- Task to carry out
Exactly reproduce each entry, leaving out nothing.

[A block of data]
* BEGIN *

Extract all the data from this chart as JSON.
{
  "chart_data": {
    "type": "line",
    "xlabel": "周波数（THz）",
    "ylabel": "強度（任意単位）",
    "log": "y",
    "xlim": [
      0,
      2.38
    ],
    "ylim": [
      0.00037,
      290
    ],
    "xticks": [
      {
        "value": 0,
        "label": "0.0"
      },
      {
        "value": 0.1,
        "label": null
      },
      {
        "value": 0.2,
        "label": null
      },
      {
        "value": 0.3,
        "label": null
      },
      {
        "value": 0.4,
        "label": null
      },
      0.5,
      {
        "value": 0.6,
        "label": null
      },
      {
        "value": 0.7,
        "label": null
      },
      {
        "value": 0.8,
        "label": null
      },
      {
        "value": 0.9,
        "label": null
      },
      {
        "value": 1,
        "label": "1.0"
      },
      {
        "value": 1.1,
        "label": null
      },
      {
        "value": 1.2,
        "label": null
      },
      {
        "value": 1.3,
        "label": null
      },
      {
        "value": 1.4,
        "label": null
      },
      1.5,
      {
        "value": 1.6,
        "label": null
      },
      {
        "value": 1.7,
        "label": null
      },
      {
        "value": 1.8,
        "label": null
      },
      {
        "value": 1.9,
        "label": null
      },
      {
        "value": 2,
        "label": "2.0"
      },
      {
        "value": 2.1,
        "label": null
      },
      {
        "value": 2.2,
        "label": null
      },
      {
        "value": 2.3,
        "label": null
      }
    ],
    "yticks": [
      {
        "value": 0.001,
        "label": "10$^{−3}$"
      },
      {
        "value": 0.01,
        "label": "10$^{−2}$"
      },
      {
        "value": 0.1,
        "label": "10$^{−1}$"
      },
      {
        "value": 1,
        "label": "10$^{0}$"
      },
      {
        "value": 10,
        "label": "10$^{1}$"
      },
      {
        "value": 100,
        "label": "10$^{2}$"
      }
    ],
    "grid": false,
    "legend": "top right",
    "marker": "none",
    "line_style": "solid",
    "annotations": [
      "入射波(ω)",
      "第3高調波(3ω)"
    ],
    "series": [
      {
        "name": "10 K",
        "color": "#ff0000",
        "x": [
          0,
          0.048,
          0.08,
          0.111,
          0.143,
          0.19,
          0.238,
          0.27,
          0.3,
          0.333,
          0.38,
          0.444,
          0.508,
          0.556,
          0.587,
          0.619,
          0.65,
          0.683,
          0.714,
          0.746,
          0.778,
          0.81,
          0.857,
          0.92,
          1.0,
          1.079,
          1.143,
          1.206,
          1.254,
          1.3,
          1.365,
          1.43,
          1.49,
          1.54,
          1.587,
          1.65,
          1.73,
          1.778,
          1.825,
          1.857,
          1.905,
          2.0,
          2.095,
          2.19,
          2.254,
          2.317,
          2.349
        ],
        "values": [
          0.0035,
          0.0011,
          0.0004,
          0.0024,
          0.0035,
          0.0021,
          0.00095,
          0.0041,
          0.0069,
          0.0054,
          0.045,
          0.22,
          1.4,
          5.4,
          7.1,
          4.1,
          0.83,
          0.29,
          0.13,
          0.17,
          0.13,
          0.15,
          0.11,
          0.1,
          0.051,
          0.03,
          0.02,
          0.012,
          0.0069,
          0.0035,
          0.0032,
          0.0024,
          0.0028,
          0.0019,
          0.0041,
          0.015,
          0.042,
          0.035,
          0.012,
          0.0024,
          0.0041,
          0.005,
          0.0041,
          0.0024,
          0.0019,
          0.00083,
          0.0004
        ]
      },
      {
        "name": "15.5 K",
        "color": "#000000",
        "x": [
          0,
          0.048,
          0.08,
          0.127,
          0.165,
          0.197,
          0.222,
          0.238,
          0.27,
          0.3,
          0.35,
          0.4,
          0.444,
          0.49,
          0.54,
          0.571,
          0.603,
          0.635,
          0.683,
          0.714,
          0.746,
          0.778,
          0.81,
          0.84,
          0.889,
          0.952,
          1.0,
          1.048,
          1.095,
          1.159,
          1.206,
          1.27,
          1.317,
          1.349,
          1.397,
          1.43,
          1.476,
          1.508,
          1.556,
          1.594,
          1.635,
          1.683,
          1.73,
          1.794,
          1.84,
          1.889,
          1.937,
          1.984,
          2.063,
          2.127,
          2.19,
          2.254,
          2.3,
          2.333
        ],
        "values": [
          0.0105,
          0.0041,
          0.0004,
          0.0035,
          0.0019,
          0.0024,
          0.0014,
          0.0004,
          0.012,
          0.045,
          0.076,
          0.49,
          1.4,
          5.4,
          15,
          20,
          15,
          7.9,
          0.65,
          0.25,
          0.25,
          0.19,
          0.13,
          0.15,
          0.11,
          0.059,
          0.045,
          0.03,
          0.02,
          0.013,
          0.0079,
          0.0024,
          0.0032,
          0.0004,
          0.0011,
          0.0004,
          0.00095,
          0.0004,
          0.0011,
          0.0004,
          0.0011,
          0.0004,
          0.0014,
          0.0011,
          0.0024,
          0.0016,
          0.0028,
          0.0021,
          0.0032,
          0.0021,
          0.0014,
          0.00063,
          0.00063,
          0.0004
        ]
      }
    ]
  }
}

* END *

- Output for this exercise
Extract all the data from this chart as JSON.
{
  "chart_data": {
    "type": "line",
    "xlabel": "周波数（THz）",
    "ylabel": "強度（任意単位）",
    "log": "y",
    "xlim": [
      0,
      2.38
    ],
    "ylim": [
      0.00037,
      290
    ],
    "xticks": [
      {
        "value": 0,
        "label": "0.0"
      },
      {
        "value": 0.1,
        "label": null
      },
      {
        "value": 0.2,
        "label": null
      },
      {
        "value": 0.3,
        "label": null
      },
      {
        "value": 0.4,
        "label": null
      },
      0.5,
      {
        "value": 0.6,
        "label": null
      },
      {
        "value": 0.7,
        "label": null
      },
      {
        "value": 0.8,
        "label": null
      },
      {
        "value": 0.9,
        "label": null
      },
      {
        "value": 1,
        "label": "1.0"
      },
      {
        "value": 1.1,
        "label": null
      },
      {
        "value": 1.2,
        "label": null
      },
      {
        "value": 1.3,
        "label": null
      },
      {
        "value": 1.4,
        "label": null
      },
      1.5,
      {
        "value": 1.6,
        "label": null
      },
      {
        "value": 1.7,
        "label": null
      },
      {
        "value": 1.8,
        "label": null
      },
      {
        "value": 1.9,
        "label": null
      },
      {
        "value": 2,
        "label": "2.0"
      },
      {
        "value": 2.1,
        "label": null
      },
      {
        "value": 2.2,
        "label": null
      },
      {
        "value": 2.3,
        "label": null
      }
    ],
    "yticks": [
      {
        "value": 0.001,
        "label": "10$^{−3}$"
      },
      {
        "value": 0.01,
        "label": "10$^{−2}$"
      },
      {
        "value": 0.1,
        "label": "10$^{−1}$"
      },
      {
        "value": 1,
        "label": "10$^{0}$"
      },
      {
        "value": 10,
        "label": "10$^{1}$"
      },
      {
        "value": 100,
        "label": "10$^{2}$"
      }
    ],
    "grid": false,
    "legend": "top right",
    "marker": "none",
    "line_style": "solid",
    "annotations": [
      "入射波(ω)",
      "第3高調波(3ω)"
    ],
    "series": [
      {
        "name": "10 K",
        "color": "#ff0000",
        "x": [
          0,
          0.048,
          0.08,
          0.111,
          0.143,
          0.19,
          0.238,
          0.27,
          0.3,
          0.333,
          0.38,
          0.444,
          0.508,
          0.556,
          0.587,
          0.619,
          0.65,
          0.683,
          0.714,
          0.746,
          0.778,
          0.81,
          0.857,
          0.92,
          1.0,
          1.079,
          1.143,
          1.206,
          1.254,
          1.3,
          1.365,
          1.43,
          1.49,
          1.54,
          1.587,
          1.65,
          1.73,
          1.778,
          1.825,
          1.857,
          1.905,
          2.0,
          2.095,
          2.19,
          2.254,
          2.317,
          2.349
        ],
        "values": [
          0.0035,
          0.0011,
          0.0004,
          0.0024,
          0.0035,
          0.0021,
          0.00095,
          0.0041,
          0.0069,
          0.0054,
          0.045,
          0.22,
          1.4,
          5.4,
          7.1,
          4.1,
          0.83,
          0.29,
          0.13,
          0.17,
          0.13,
          0.15,
          0.11,
          0.1,
          0.051,
          0.03,
          0.02,
          0.012,
          0.0069,
          0.0035,
          0.0032,
          0.0024,
          0.0028,
          0.0019,
          0.0041,
          0.015,
          0.042,
          0.035,
          0.012,
          0.0024,
          0.0041,
          0.005,
          0.0041,
          0.0024,
          0.0019,
          0.00083,
          0.0004
        ]
      },
      {
        "name": "15.5 K",
        "color": "#000000",
        "x": [
          0,
          0.048,
          0.08,
          0.127,
          0.165,
          0.197,
          0.222,
          0.238,
          0.27,
          0.3,
          0.35,
          0.4,
          0.444,
          0.49,
          0.54,
          0.571,
          0.603,
          0.635,
          0.683,
          0.714,
          0.746,
          0.778,
          0.81,
          0.84,
          0.889,
          0.952,
          1.0,
          1.048,
          1.095,
          1.159,
          1.206,
          1.27,
          1.317,
          1.349,
          1.397,
          1.43,
          1.476,
          1.508,
          1.556,
          1.594,
          1.635,
          1.683,
          1.73,
          1.794,
          1.84,
          1.889,
          1.937,
          1.984,
          2.063,
          2.127,
          2.19,
          2.254,
          2.3,
          2.333
        ],
        "values": [
          0.0105,
          0.0041,
          0.0004,
          0.0035,
          0.0019,
          0.0024,
          0.0014,
          0.0004,
          0.012,
          0.045,
          0.076,
          0.49,
          1.4,
          5.4,
          15,
          20,
          15,
          7.9,
          0.65,
          0.25,
          0.25,
          0.19,
          0.13,
          0.15,
          0.11,
          0.059,
          0.045,
          0.03,
          0.02,
          0.013,
          0.0079,
          0.0024,
          0.0032,
          0.0004,
          0.0011,
          0.0004,
          0.00095,
          0.0004,
          0.0011,
          0.0004,
          0.0011,
          0.0004,
          0.0014,
          0.0011,
          0.0024,
          0.0016,
          0.0028,
          0.0021,
          0.0032,
          0.0021,
          0.0014,
          0.00063,
          0.00063,
          0.0004
        ]
      }
    ]
  }
}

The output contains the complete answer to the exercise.